**Page**
-- -- --

Exhibit 10.14
July 30, 1997
True North Communications Inc.
000 Xxxx Xxxx Xxxxxx
Xxxxxxx, XX 00000-0000
Ladies and Gentlemen:
Reference is made to the Employment Agreement dated as of December 31,
1996, between True North Communications Inc. (the "Company") and the
undersigned, which together with the letter dated June 19, 1997, from Xxxx
Xxxxxxxx to Xxxx Xxxxx Xxxx (a copy of which is attached) constitutes the
Employment Agreement.
As a member of the Board of Directors, I am familiar with the proposed
Agreement and Plan of Merger among the Company, one of its subsidiaries and
Bozell, Jacobs, Xxxxxx & Xxxxxxxx, Inc. ("BJK&E") to be entered into as of the
date hereof (the "Merger Agreement"). For purposes of this letter, the
"Contemplated Changes" mean (i) the Merger expressly described in the Merger
Agreement and (ii) the board governance, management arrangements and corporate
structure expressly described in the Merger Agreement; provided, however, that
the plan of succession referred to in Section 5.16 of the Merger Agreement shall
not be included in the definition of Contemplated Changes. This will confirm
that, for so long as each of the individuals identified in Section 5.16 hold the
positions referred to therein, I waive my right to assert that the Contemplated
Changes would allow me to effect a Qualifying Termination by reason of an event
described in Section 4(a)(iv)(1)(ii) or (v) of the Employment Agreement or would
allow me to effect a Qualifying Termination for purposes of Section 5(d) of the
Employment Agreement or the Company's Asset Protection Plan. I expressly reserve
all rights to assert that termination following any events which may occur
subsequent to Effective Time (as described in the Merger Agreement) (including
the implementation of such plan of succession) may allow me to effect a
Qualifying Termination under the provisions referenced above, or any other
applicable provision of the Employment Agreement. It is also agreed that, for
purposes of Section 5(d) of the Employment Agreement, the Merger constitutes a
Change in Control and that the Contemplated Changes constitute events described
in Section 4(a)(iv)(1)(v) of the Employment Agreement and if I terminate my
employment after any of the individuals identified in Section 5.16 of the Merger
Agreement no longer hold the positions referred to therein, such termination
will be due to the occurrence without my consent of events described in Section
4(a)(iv)(1)(v) of the Employment Agreement.
I further consent to your sharing this with BJK&E and to making whatever
disclosure about this letter which may be compelled by your obligations under
the federal securities laws or other applicable laws and regulations.

-- -- --

**Given problem A**
Retype the listing from its first line through the line containing "svg-text:12:00: 12:00 — [109, 253, 137, 265]", including both of those lines.
The letter and the listing are unrelated to each other.

-- -- --

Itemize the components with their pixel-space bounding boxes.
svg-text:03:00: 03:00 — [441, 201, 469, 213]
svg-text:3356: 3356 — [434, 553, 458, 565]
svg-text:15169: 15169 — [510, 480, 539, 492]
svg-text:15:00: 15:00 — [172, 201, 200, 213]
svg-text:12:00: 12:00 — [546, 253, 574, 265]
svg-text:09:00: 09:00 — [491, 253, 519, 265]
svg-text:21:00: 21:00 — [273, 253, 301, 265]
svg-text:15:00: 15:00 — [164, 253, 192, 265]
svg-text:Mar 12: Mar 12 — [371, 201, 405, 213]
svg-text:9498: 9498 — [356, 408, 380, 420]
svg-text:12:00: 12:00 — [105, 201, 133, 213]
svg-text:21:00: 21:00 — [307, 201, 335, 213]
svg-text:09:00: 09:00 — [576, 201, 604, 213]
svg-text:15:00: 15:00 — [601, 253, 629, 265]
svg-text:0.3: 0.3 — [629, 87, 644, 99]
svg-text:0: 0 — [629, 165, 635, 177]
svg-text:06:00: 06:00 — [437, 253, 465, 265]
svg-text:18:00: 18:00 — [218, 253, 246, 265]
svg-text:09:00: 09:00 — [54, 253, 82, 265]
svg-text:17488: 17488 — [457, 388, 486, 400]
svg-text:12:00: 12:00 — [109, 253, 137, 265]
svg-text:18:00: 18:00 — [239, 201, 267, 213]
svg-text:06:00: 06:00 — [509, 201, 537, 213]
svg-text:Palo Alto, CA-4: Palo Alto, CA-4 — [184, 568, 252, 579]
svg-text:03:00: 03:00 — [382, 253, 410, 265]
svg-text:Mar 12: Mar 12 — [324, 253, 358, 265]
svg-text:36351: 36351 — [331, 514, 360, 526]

-- -- --

**Given problem B**
In the letter, which section of the Merger Agreement refers to the plan of succession?

**Correct response A**
Itemize the components with their pixel-space bounding boxes.
svg-text:03:00: 03:00 — [441, 201, 469, 213]
svg-text:3356: 3356 — [434, 553, 458, 565]
svg-text:15169: 15169 — [510, 480, 539, 492]
svg-text:15:00: 15:00 — [172, 201, 200, 213]
svg-text:12:00: 12:00 — [546, 253, 574, 265]
svg-text:09:00: 09:00 — [491, 253, 519, 265]
svg-text:21:00: 21:00 — [273, 253, 301, 265]
svg-text:15:00: 15:00 — [164, 253, 192, 265]
svg-text:Mar 12: Mar 12 — [371, 201, 405, 213]
svg-text:9498: 9498 — [356, 408, 380, 420]
svg-text:12:00: 12:00 — [105, 201, 133, 213]
svg-text:21:00: 21:00 — [307, 201, 335, 213]
svg-text:09:00: 09:00 — [576, 201, 604, 213]
svg-text:15:00: 15:00 — [601, 253, 629, 265]
svg-text:0.3: 0.3 — [629, 87, 644, 99]
svg-text:0: 0 — [629, 165, 635, 177]
svg-text:06:00: 06:00 — [437, 253, 465, 265]
svg-text:18:00: 18:00 — [218, 253, 246, 265]
svg-text:09:00: 09:00 — [54, 253, 82, 265]
svg-text:17488: 17488 — [457, 388, 486, 400]
svg-text:12:00: 12:00 — [109, 253, 137, 265]

**Correct response B**
Section 5.16